### What the exercise asks
Return each line of the records with nothing changed, pictures excepted.

Stored entries
•••••
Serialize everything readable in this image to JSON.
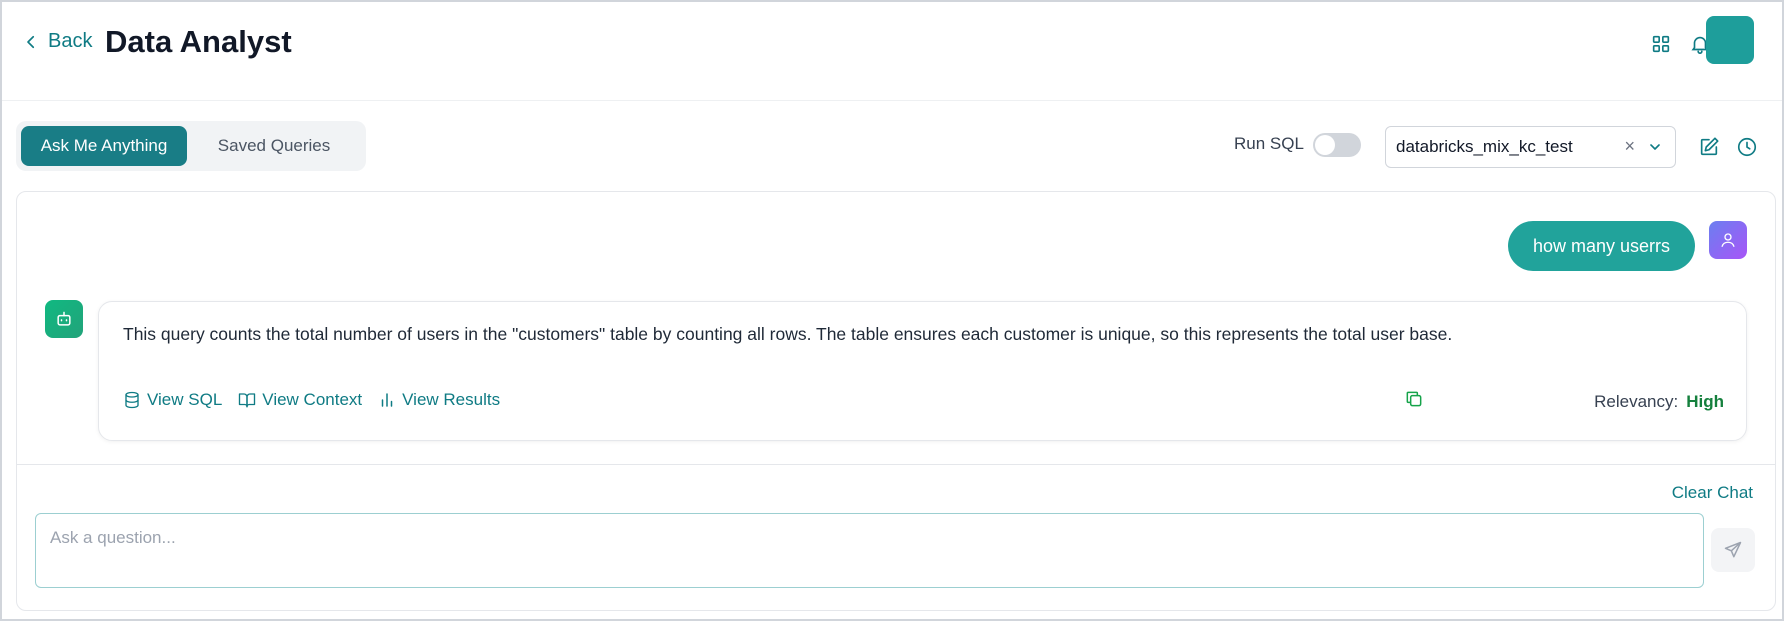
{
  "header": {
    "back_label": "Back",
    "title": "Data Analyst",
    "icons": [
      "grid-icon",
      "bell-icon"
    ]
  },
  "toolbar": {
    "tabs": [
      {
        "label": "Ask Me Anything",
        "active": true
      },
      {
        "label": "Saved Queries",
        "active": false
      }
    ],
    "run_sql_label": "Run SQL",
    "run_sql_on": false,
    "datasource": "databricks_mix_kc_test",
    "clear_glyph": "×"
  },
  "chat": {
    "user_message": "how many userrs",
    "bot_message": "This query counts the total number of users in the \"customers\" table by counting all rows. The table ensures each customer is unique, so this represents the total user base.",
    "actions": [
      "View SQL",
      "View Context",
      "View Results"
    ],
    "relevancy_label": "Relevancy:",
    "relevancy_value": "High",
    "clear_chat": "Clear Chat",
    "input_placeholder": "Ask a question..."
  },
  "colors": {
    "accent": "#197d86",
    "user_bubble": "#21a39b",
    "relevancy_high": "#15803d"
  }
}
•••••
### Result of the task
Serialize everything readable in this image to JSON.
{
  "header": {
    "back_label": "Back",
    "title": "Data Analyst",
    "icons": [
      "grid-icon",
      "bell-icon"
    ]
  },
  "toolbar": {
    "tabs": [
      {
        "label": "Ask Me Anything",
        "active": true
      },
      {
        "label": "Saved Queries",
        "active": false
      }
    ],
    "run_sql_label": "Run SQL",
    "run_sql_on": false,
    "datasource": "databricks_mix_kc_test",
    "clear_glyph": "×"
  },
  "chat": {
    "user_message": "how many userrs",
    "bot_message": "This query counts the total number of users in the \"customers\" table by counting all rows. The table ensures each customer is unique, so this represents the total user base.",
    "actions": [
      "View SQL",
      "View Context",
      "View Results"
    ],
    "relevancy_label": "Relevancy:",
    "relevancy_value": "High",
    "clear_chat": "Clear Chat",
    "input_placeholder": "Ask a question..."
  },
  "colors": {
    "accent": "#197d86",
    "user_bubble": "#21a39b",
    "relevancy_high": "#15803d"
  }
}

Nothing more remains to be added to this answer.